早朝めしで始めた。(六時半頃)柴田方より三名、理昌方より四名、家より五名である。
仕事はどんどんはかどる。
麦からまるきをした。
十二時休みをした。一時少し過ぎて終った。
六時間と五分懸かった。拾壹円であった。
午后理昌方へ行った。
夜の八時前迄やった。今夜は天王様寄合である。
夜は良く晴れた。   以上

七月二日 木曜 半晴
一人で唐子河原へ草刈りに行った。早く出来た。馬は金井廣吉方の田うないに行った。
家の廻りの麦から片づけをしたりばかぬか運搬で前の桑園に籠で背負った。
祖父さんは玉川一ト市の吉住歯科ゐ者に行った。
午后田に行き馬耕のしんどりをした。鼻取りもした。柴田方のも耕ひ終った。
全部耕ひ終ってオンガーを洗った。少し雨が降り出した。
軍人援護会へ壹円寄付した。   以上

七月三日 金曜 曇
田植始まる 一反の少し上
祖父さんと中河原へ草刈りに行った。
幾人が草刈りも出た。今日から田植えが始りそうである。
本田のくろつけをした。馬の鼻取りもした。守がだいたいした。
柴田方より四人きて呉れた。苗取りを午前中した。午后植え始めた。
とても良く植はる。モチとオウミと関東との三種類植えた。
夕方苗を少し取って終りとした。   以上
[豫記]田植始まる

七月四日 土曜 曇
今朝は三人で草刈りに行った。あっちゃんも行った。草刈りもでてきた。
昨日ののこりの田を植えた。そして終はったので柴田方の苗取りに行った。馬は上代*をした。苗が取り良い。大変取れた。
午后は植えるのであるが十時頃空が曇って風がでて仕事がし悪い。
でも天気は快晴となった。柴田方の田を植ゑた。
少し風がでた。でもしづかになって植え良くなった。
終ったので苗取りをした。柴田方より朝日の品種の苗を二百タバもらった。   以上
[この日より日記の日付欄に旧暦の印刷がなくなる]
*マンガを使用して田植え前の最後の代掻き。

七月五日 日曜 晴
朝作くりに田へ行った。父は早く行ってゐた。大変水が流れてきた。大田が新くれ*ができそうだ。朝食して父と守は馬を引いて行った。
家の苗代で苗取り、理昌方よりおたまさん一人、柴田方より四人きてくれた。

抜粋データ
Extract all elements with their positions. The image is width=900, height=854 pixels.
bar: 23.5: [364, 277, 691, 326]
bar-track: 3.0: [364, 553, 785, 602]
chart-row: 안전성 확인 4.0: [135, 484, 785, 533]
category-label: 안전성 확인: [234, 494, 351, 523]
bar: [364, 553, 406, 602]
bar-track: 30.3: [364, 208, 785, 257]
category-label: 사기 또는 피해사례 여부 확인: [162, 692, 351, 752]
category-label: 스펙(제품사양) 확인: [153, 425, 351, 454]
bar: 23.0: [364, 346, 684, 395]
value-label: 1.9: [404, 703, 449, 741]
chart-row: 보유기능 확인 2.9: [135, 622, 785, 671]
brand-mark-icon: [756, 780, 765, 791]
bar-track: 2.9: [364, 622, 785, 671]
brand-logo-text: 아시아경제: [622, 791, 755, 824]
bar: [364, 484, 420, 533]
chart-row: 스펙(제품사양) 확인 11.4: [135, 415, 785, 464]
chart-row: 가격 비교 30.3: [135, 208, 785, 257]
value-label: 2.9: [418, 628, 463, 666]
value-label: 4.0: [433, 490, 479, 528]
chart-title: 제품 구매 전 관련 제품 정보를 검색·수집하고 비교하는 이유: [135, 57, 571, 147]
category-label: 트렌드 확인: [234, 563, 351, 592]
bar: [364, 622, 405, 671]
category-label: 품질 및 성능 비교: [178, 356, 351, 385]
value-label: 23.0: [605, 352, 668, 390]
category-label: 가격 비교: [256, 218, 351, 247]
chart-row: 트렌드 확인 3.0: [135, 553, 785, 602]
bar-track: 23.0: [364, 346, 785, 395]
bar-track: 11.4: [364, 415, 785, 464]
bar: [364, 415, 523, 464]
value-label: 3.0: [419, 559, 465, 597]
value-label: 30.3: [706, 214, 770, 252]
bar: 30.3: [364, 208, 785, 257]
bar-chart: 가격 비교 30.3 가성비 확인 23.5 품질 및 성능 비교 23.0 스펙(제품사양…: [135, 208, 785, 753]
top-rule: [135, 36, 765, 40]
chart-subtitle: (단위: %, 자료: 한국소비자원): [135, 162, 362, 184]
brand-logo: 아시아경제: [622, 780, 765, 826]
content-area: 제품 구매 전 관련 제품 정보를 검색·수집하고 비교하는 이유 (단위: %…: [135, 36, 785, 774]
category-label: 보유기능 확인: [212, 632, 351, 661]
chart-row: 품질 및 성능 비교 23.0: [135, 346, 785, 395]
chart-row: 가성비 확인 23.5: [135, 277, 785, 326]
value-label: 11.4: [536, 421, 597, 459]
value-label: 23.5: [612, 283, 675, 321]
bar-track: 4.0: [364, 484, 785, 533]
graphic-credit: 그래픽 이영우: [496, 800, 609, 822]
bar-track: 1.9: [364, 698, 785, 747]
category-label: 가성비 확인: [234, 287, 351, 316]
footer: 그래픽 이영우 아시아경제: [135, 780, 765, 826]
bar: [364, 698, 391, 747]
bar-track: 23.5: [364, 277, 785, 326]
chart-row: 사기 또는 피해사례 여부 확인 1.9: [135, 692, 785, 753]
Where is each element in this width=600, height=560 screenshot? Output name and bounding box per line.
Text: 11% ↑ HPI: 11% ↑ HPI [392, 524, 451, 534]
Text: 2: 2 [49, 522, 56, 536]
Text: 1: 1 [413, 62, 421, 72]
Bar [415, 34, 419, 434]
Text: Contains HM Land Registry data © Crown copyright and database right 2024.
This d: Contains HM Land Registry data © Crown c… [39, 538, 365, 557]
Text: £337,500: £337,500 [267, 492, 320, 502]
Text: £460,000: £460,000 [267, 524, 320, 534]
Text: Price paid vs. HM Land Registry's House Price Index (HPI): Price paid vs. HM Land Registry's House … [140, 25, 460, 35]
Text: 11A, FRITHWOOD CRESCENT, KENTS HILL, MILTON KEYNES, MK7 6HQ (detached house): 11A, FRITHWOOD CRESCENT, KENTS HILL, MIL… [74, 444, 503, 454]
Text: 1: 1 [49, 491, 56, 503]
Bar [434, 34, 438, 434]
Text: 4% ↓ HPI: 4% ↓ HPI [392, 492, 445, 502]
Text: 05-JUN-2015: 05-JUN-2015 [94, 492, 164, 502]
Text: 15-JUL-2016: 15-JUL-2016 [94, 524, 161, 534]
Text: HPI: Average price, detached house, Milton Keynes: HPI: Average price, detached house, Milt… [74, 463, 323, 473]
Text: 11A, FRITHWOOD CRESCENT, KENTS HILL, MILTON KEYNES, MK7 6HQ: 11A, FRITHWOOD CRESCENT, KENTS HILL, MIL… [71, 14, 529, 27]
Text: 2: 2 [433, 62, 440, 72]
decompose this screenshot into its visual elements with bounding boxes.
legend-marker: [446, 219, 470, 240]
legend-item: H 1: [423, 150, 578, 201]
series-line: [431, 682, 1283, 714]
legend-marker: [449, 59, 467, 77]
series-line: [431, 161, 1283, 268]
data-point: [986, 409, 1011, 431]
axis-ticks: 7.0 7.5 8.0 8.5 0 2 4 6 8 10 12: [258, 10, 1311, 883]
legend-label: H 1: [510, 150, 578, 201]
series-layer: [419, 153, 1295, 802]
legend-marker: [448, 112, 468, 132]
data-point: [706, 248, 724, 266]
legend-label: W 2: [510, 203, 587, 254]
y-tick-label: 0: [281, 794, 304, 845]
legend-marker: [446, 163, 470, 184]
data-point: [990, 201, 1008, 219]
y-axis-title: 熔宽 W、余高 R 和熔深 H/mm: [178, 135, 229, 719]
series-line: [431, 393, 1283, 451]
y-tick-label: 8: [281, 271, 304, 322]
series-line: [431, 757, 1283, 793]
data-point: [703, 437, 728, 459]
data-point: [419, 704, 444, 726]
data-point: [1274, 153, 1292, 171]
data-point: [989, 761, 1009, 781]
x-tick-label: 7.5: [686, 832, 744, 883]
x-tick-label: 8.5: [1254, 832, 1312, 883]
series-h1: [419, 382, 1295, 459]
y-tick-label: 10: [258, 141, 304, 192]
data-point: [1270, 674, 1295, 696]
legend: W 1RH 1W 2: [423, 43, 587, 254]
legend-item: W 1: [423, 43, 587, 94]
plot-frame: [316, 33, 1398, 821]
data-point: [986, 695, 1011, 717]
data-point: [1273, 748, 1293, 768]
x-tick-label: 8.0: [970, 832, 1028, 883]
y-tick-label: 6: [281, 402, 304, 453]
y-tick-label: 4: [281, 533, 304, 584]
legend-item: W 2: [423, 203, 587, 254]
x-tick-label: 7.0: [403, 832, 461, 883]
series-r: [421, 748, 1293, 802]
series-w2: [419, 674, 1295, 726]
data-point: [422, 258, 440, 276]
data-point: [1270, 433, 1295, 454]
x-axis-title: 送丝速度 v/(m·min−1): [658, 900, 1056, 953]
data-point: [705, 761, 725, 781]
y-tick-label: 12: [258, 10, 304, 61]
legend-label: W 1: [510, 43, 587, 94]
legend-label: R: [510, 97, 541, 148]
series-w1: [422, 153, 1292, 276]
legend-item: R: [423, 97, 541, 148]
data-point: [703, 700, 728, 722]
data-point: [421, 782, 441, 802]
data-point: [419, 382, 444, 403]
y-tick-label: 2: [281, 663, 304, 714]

課題一覧
(a) 農作業の日記の「早朝めしで始めた。(六時半頃)柴田方より三名、理昌方より四名、家より五名である。」から「午后田に行き馬耕のしんどりをした。鼻取りもした。柴田方のも耕ひ終った。」まで（その語句も含む）を、「草刈り」を「草取り」に改めて書き出してください。
(b) 農作業の日記によると、七月二日に軍人援護会へいくら寄付しましたか。
(c) 農作業の日記を、最後の文のあとから書き継いでください。

課題の解答
(a)
早朝めしで始めた。(六時半頃)柴田方より三名、理昌方より四名、家より五名である。
仕事はどんどんはかどる。
麦からまるきをした。
十二時休みをした。一時少し過ぎて終った。
六時間と五分懸かった。拾壹円であった。
午后理昌方へ行った。
夜の八時前迄やった。今夜は天王様寄合である。
夜は良く晴れた。   以上

七月二日 木曜 半晴
一人で唐子河原へ草取りに行った。早く出来た。馬は金井廣吉方の田うないに行った。
家の廻りの麦から片づけをしたりばかぬか運搬で前の桑園に籠で背負った。
祖父さんは玉川一ト市の吉住歯科ゐ者に行った。
午后田に行き馬耕のしんどりをした。鼻取りもした。柴田方のも耕ひ終った。

(b) 壹円

(c)
大田へ十時頃より植え始めた。昼前の中に多く植えられた。
三時迄には植え切り六畝の田へ移った。
苗代のしりとかき終り馬は帰った。
とても水のは入りの悪い田が隣にある。
一反と苗代のこしで植え終った。金井廣吉方より二人来て呉れた。
夕方小麦を俵に入れた。四俵と少し。   以上
*あらくれ。代掻きの一回目。田植え前の最初の作業。

七月六日 月曜 晴
今朝は秋ちゃんと草刈りに行った。大変あった。守と父と馬は田かきに行った。
朝作くりである。七畝の田だけ新くれを押した。三畝は朝食後した。
祖父さんとくろぬりをした。柴田方より四人、理昌方より二人きて呉れた。
今日は植切りになりそうだ。昼前に三畝だけ植えた。
午后昼休みに菅谷へシャツを買いに行った。根岸呉服店で求めた。(一円五拾五銭)午后には苗代の整理をした。
七畝を植えて苗代を植えた。早く植え切って柴田方の苗取り。自分は水番に出勤するのである。   以上

七月七日 火曜 晴夕立
朝の三時頃水門番にゐってたが帰ってきた。少し腹具合が悪い。
祖父さんが変り行った。
朝ゆっくりして起きた。腹が悪いのである。
今日は柴田方の田植である。
馬は廣吉方の田かきに行った。
後四畝で植切りそうだ。
大夕立がでた。   以上

七月八日 水曜 晴
今朝もゆっくり起きた。父は草刈りに行った。
馬鈴薯堀りをした。
馬小屋の肥出しを父と祖父さんでした。
馬鈴薯も大変あった。
ほし物を俵に入れた。
今夕七時何分かの電車で志賀の故水野中尉が無言のがいせんを迎へに行った。   以上

七月九日 木曜 晴
国民学校児童ズック靴の配給 守平・隆次
起きた時にはもう馬はゐない。根岸河原の下神戸分の方へ草刈りに行った。大変あった。柴田方の田かきで四畝ばかりの所をかいて。鼻取りをした。金井方のもかいた。
柴田方のは早く終って祖父さんと母は理昌方へ助けに行った。まだ水がないので始りそうもない。父と某は前畠の日本麻をこいで畠へ乾した。
昼食して遠山水車へ麺を持ちに行った。四〇本持ってきた。今日はせきぶしんだそうだ。早く帰ってきて小麦を上げた。
ふるったり俵ゆいをした。七俵あった。此の間ののこりが約一俵出来た。馬は夕方少しの間ゐんきょへ。   以上
[豫記]遠山水車より麺四拾本

七月十日 金曜 晴
新聞配達なので草刈りより少し遅く起きた。頂度*よい具合に新聞がきた。早く配り終はった。
乾物をだした今日で小麦もほし上がる。
甘藷畠へ堆肥を出した。暑いので一車ごめら**休んだ。
昼前に三車ひいた。昼休みに床屋へ行ったが十日で公休日である。
一枚の甘藷畠は終はり外の方へ移った。一車でよした。小麦を俵に入れた。四斗二升入れ四俵出来た。
馬に乗って川入れに行った。帰りには勢がよかった。   以上
*丁度。
**毎に。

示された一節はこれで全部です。